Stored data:
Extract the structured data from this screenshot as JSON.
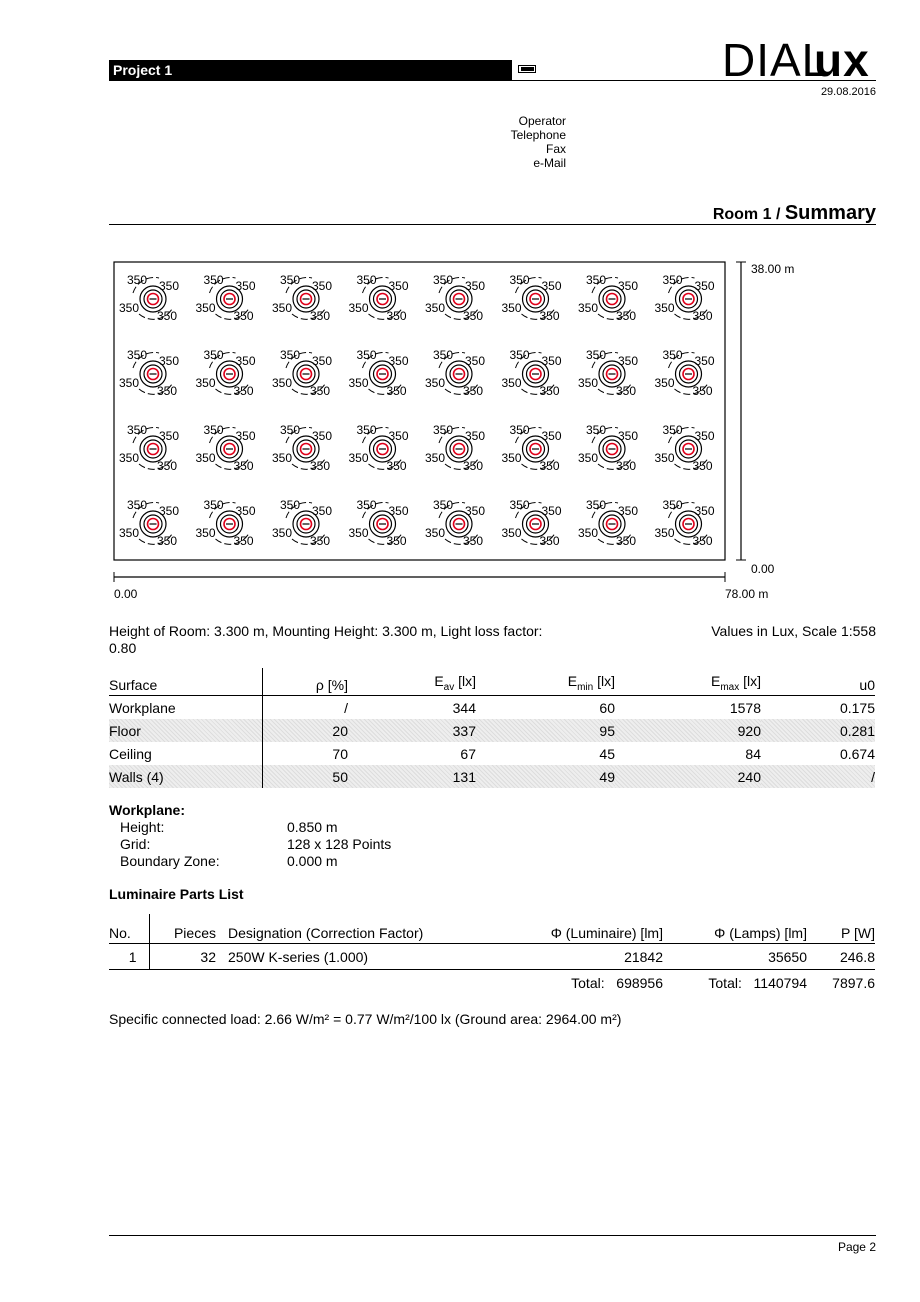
{
  "header": {
    "project": "Project 1",
    "logo": "DIALux",
    "date": "29.08.2016",
    "contact": [
      "Operator",
      "Telephone",
      "Fax",
      "e-Mail"
    ]
  },
  "section": {
    "room": "Room 1 /",
    "title": "Summary"
  },
  "plan": {
    "iso_label": "350",
    "y_max_label": "38.00 m",
    "y_min_label": "0.00",
    "x_min_label": "0.00",
    "x_max_label": "78.00 m",
    "luminaire_grid": {
      "columns": 8,
      "rows": 4
    },
    "luminaire_icon": "luminaire-symbol-icon"
  },
  "info": {
    "room_params": "Height of Room: 3.300 m, Mounting Height: 3.300 m, Light loss factor:",
    "room_params_2": "0.80",
    "scale": "Values in Lux, Scale 1:558"
  },
  "surfaces": {
    "headers": [
      "Surface",
      "ρ [%]",
      "E",
      "av",
      " [lx]",
      "E",
      "min",
      " [lx]",
      "E",
      "max",
      " [lx]",
      "u0"
    ],
    "rows": [
      [
        "Workplane",
        "/",
        "344",
        "60",
        "1578",
        "0.175"
      ],
      [
        "Floor",
        "20",
        "337",
        "95",
        "920",
        "0.281"
      ],
      [
        "Ceiling",
        "70",
        "67",
        "45",
        "84",
        "0.674"
      ],
      [
        "Walls (4)",
        "50",
        "131",
        "49",
        "240",
        "/"
      ]
    ]
  },
  "workplane": {
    "title": "Workplane:",
    "fields": [
      [
        "Height:",
        "0.850 m"
      ],
      [
        "Grid:",
        "128 x 128 Points"
      ],
      [
        "Boundary Zone:",
        "0.000 m"
      ]
    ]
  },
  "parts": {
    "title": "Luminaire Parts List",
    "headers": [
      "No.",
      "Pieces",
      "Designation (Correction Factor)",
      "Φ (Luminaire) [lm]",
      "Φ (Lamps) [lm]",
      "P [W]"
    ],
    "rows": [
      [
        "1",
        "32",
        "250W K-series (1.000)",
        "21842",
        "35650",
        "246.8"
      ]
    ],
    "totals": [
      "Total:",
      "698956",
      "Total:",
      "1140794",
      "7897.6"
    ]
  },
  "specific_load": "Specific connected load: 2.66 W/m² = 0.77 W/m²/100 lx (Ground area: 2964.00 m²)",
  "footer": {
    "page": "Page 2"
  },
  "colors": {
    "luminaire_mark": "#e0001a",
    "shade": "#e6e6e6"
  }
}
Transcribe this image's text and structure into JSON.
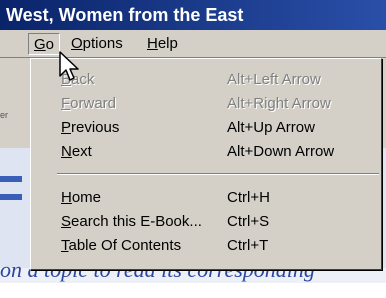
{
  "window": {
    "title": "West, Women from the East"
  },
  "menubar": {
    "items": [
      {
        "label_acc": "G",
        "label_rest": "o"
      },
      {
        "label_acc": "O",
        "label_rest": "ptions"
      },
      {
        "label_acc": "H",
        "label_rest": "elp"
      }
    ]
  },
  "background": {
    "left_edge_text": "er",
    "content_text": "on a topic to read its corresponding"
  },
  "go_menu": {
    "items": [
      {
        "label_acc": "B",
        "label_rest": "ack",
        "shortcut": "Alt+Left Arrow",
        "enabled": false
      },
      {
        "label_acc": "F",
        "label_rest": "orward",
        "shortcut": "Alt+Right Arrow",
        "enabled": false
      },
      {
        "label_acc": "P",
        "label_rest": "revious",
        "shortcut": "Alt+Up Arrow",
        "enabled": true
      },
      {
        "label_acc": "N",
        "label_rest": "ext",
        "shortcut": "Alt+Down Arrow",
        "enabled": true
      },
      {
        "label_acc": "H",
        "label_rest": "ome",
        "shortcut": "Ctrl+H",
        "enabled": true
      },
      {
        "label_acc": "S",
        "label_rest": "earch this E-Book...",
        "shortcut": "Ctrl+S",
        "enabled": true
      },
      {
        "label_acc": "T",
        "label_rest": "able Of Contents",
        "shortcut": "Ctrl+T",
        "enabled": true
      }
    ]
  },
  "colors": {
    "titlebar": "#0a246a",
    "menu_bg": "#d4d0c8",
    "disabled_text": "#808080",
    "content_text": "#2a47a0"
  },
  "icons": {
    "cursor": "arrow-cursor-icon"
  }
}
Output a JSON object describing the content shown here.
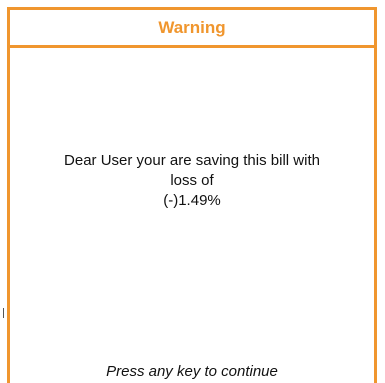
{
  "dialog": {
    "title": "Warning",
    "message_line_1": "Dear User your are saving this bill with",
    "message_line_2": "loss of",
    "loss_value": "(-)1.49%",
    "hint": "Press any key to continue",
    "accent_color": "#f0962e"
  }
}
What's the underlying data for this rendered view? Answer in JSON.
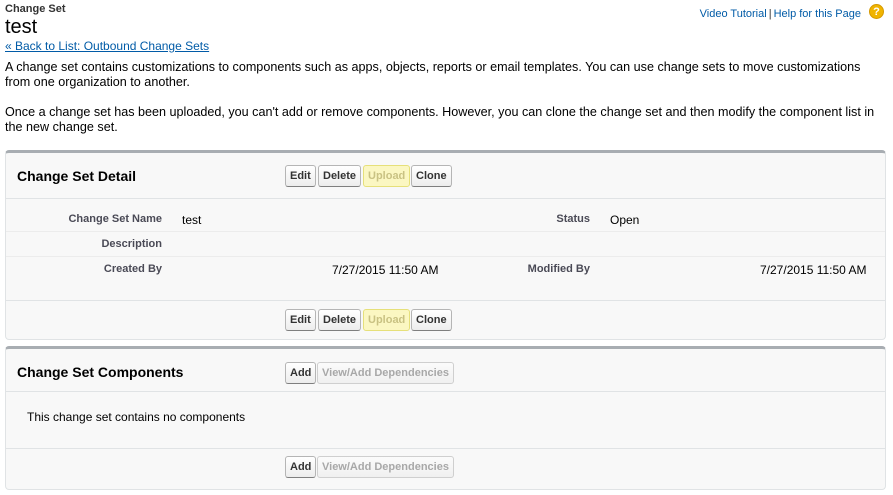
{
  "header": {
    "page_type": "Change Set",
    "title": "test"
  },
  "help": {
    "video_tutorial": "Video Tutorial",
    "separator": "|",
    "help_for_page": "Help for this Page",
    "help_icon": "?"
  },
  "back_link": "« Back to List: Outbound Change Sets",
  "intro": {
    "p1": "A change set contains customizations to components such as apps, objects, reports or email templates. You can use change sets to move customizations from one organization to another.",
    "p2": "Once a change set has been uploaded, you can't add or remove components. However, you can clone the change set and then modify the component list in the new change set."
  },
  "detail": {
    "title": "Change Set Detail",
    "buttons": {
      "edit": "Edit",
      "delete": "Delete",
      "upload": "Upload",
      "clone": "Clone"
    },
    "fields": {
      "name_label": "Change Set Name",
      "name_value": "test",
      "status_label": "Status",
      "status_value": "Open",
      "description_label": "Description",
      "description_value": "",
      "created_by_label": "Created By",
      "created_by_date": "7/27/2015 11:50 AM",
      "modified_by_label": "Modified By",
      "modified_by_date": "7/27/2015 11:50 AM"
    }
  },
  "components": {
    "title": "Change Set Components",
    "buttons": {
      "add": "Add",
      "view_dependencies": "View/Add Dependencies"
    },
    "empty_message": "This change set contains no components"
  },
  "colors": {
    "link": "#015ba7",
    "block_border": "#a8adb2",
    "block_bg": "#f8f8f8",
    "upload_disabled_bg": "#fbf7c2",
    "help_icon_bg": "#f0b400"
  }
}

## Instructions to follow:
Can you restate all the records above word for word while dropping the pictures?

## Result for this exercise:
Extract the structured data from this screenshot as JSON.
{
  "header": {
    "project": "Project 1",
    "logo": "DIALux",
    "date": "29.08.2016",
    "contact": [
      "Operator",
      "Telephone",
      "Fax",
      "e-Mail"
    ]
  },
  "section": {
    "room": "Room 1 /",
    "title": "Summary"
  },
  "plan": {
    "iso_label": "350",
    "y_max_label": "38.00 m",
    "y_min_label": "0.00",
    "x_min_label": "0.00",
    "x_max_label": "78.00 m",
    "luminaire_grid": {
      "columns": 8,
      "rows": 4
    },
    "luminaire_icon": "luminaire-symbol-icon"
  },
  "info": {
    "room_params": "Height of Room: 3.300 m, Mounting Height: 3.300 m, Light loss factor:",
    "room_params_2": "0.80",
    "scale": "Values in Lux, Scale 1:558"
  },
  "surfaces": {
    "headers": [
      "Surface",
      "ρ [%]",
      "E",
      "av",
      " [lx]",
      "E",
      "min",
      " [lx]",
      "E",
      "max",
      " [lx]",
      "u0"
    ],
    "rows": [
      [
        "Workplane",
        "/",
        "344",
        "60",
        "1578",
        "0.175"
      ],
      [
        "Floor",
        "20",
        "337",
        "95",
        "920",
        "0.281"
      ],
      [
        "Ceiling",
        "70",
        "67",
        "45",
        "84",
        "0.674"
      ],
      [
        "Walls (4)",
        "50",
        "131",
        "49",
        "240",
        "/"
      ]
    ]
  },
  "workplane": {
    "title": "Workplane:",
    "fields": [
      [
        "Height:",
        "0.850 m"
      ],
      [
        "Grid:",
        "128 x 128 Points"
      ],
      [
        "Boundary Zone:",
        "0.000 m"
      ]
    ]
  },
  "parts": {
    "title": "Luminaire Parts List",
    "headers": [
      "No.",
      "Pieces",
      "Designation (Correction Factor)",
      "Φ (Luminaire) [lm]",
      "Φ (Lamps) [lm]",
      "P [W]"
    ],
    "rows": [
      [
        "1",
        "32",
        "250W K-series (1.000)",
        "21842",
        "35650",
        "246.8"
      ]
    ],
    "totals": [
      "Total:",
      "698956",
      "Total:",
      "1140794",
      "7897.6"
    ]
  },
  "specific_load": "Specific connected load: 2.66 W/m² = 0.77 W/m²/100 lx (Ground area: 2964.00 m²)",
  "footer": {
    "page": "Page 2"
  },
  "colors": {
    "luminaire_mark": "#e0001a",
    "shade": "#e6e6e6"
  }
}
Transcribe this image's text and structure into JSON.
{
  "window": {
    "title": "West, Women from the East"
  },
  "menubar": {
    "items": [
      {
        "label_acc": "G",
        "label_rest": "o"
      },
      {
        "label_acc": "O",
        "label_rest": "ptions"
      },
      {
        "label_acc": "H",
        "label_rest": "elp"
      }
    ]
  },
  "background": {
    "left_edge_text": "er",
    "content_text": "on a topic to read its corresponding"
  },
  "go_menu": {
    "items": [
      {
        "label_acc": "B",
        "label_rest": "ack",
        "shortcut": "Alt+Left Arrow",
        "enabled": false
      },
      {
        "label_acc": "F",
        "label_rest": "orward",
        "shortcut": "Alt+Right Arrow",
        "enabled": false
      },
      {
        "label_acc": "P",
        "label_rest": "revious",
        "shortcut": "Alt+Up Arrow",
        "enabled": true
      },
      {
        "label_acc": "N",
        "label_rest": "ext",
        "shortcut": "Alt+Down Arrow",
        "enabled": true
      },
      {
        "label_acc": "H",
        "label_rest": "ome",
        "shortcut": "Ctrl+H",
        "enabled": true
      },
      {
        "label_acc": "S",
        "label_rest": "earch this E-Book...",
        "shortcut": "Ctrl+S",
        "enabled": true
      },
      {
        "label_acc": "T",
        "label_rest": "able Of Contents",
        "shortcut": "Ctrl+T",
        "enabled": true
      }
    ]
  },
  "colors": {
    "titlebar": "#0a246a",
    "menu_bg": "#d4d0c8",
    "disabled_text": "#808080",
    "content_text": "#2a47a0"
  },
  "icons": {
    "cursor": "arrow-cursor-icon"
  }
}
Output a JSON object describing the content shown here.
{
  "dialog": {
    "title": "Warning",
    "message_line_1": "Dear User your are saving this bill with",
    "message_line_2": "loss of",
    "loss_value": "(-)1.49%",
    "hint": "Press any key to continue",
    "accent_color": "#f0962e"
  }
}
What's the underlying data for this rendered view? Answer in JSON.
{
  "header": {
    "page_type": "Change Set",
    "title": "test"
  },
  "help": {
    "video_tutorial": "Video Tutorial",
    "separator": "|",
    "help_for_page": "Help for this Page",
    "help_icon": "?"
  },
  "back_link": "« Back to List: Outbound Change Sets",
  "intro": {
    "p1": "A change set contains customizations to components such as apps, objects, reports or email templates. You can use change sets to move customizations from one organization to another.",
    "p2": "Once a change set has been uploaded, you can't add or remove components. However, you can clone the change set and then modify the component list in the new change set."
  },
  "detail": {
    "title": "Change Set Detail",
    "buttons": {
      "edit": "Edit",
      "delete": "Delete",
      "upload": "Upload",
      "clone": "Clone"
    },
    "fields": {
      "name_label": "Change Set Name",
      "name_value": "test",
      "status_label": "Status",
      "status_value": "Open",
      "description_label": "Description",
      "description_value": "",
      "created_by_label": "Created By",
      "created_by_date": "7/27/2015 11:50 AM",
      "modified_by_label": "Modified By",
      "modified_by_date": "7/27/2015 11:50 AM"
    }
  },
  "components": {
    "title": "Change Set Components",
    "buttons": {
      "add": "Add",
      "view_dependencies": "View/Add Dependencies"
    },
    "empty_message": "This change set contains no components"
  },
  "colors": {
    "link": "#015ba7",
    "block_border": "#a8adb2",
    "block_bg": "#f8f8f8",
    "upload_disabled_bg": "#fbf7c2",
    "help_icon_bg": "#f0b400"
  }
}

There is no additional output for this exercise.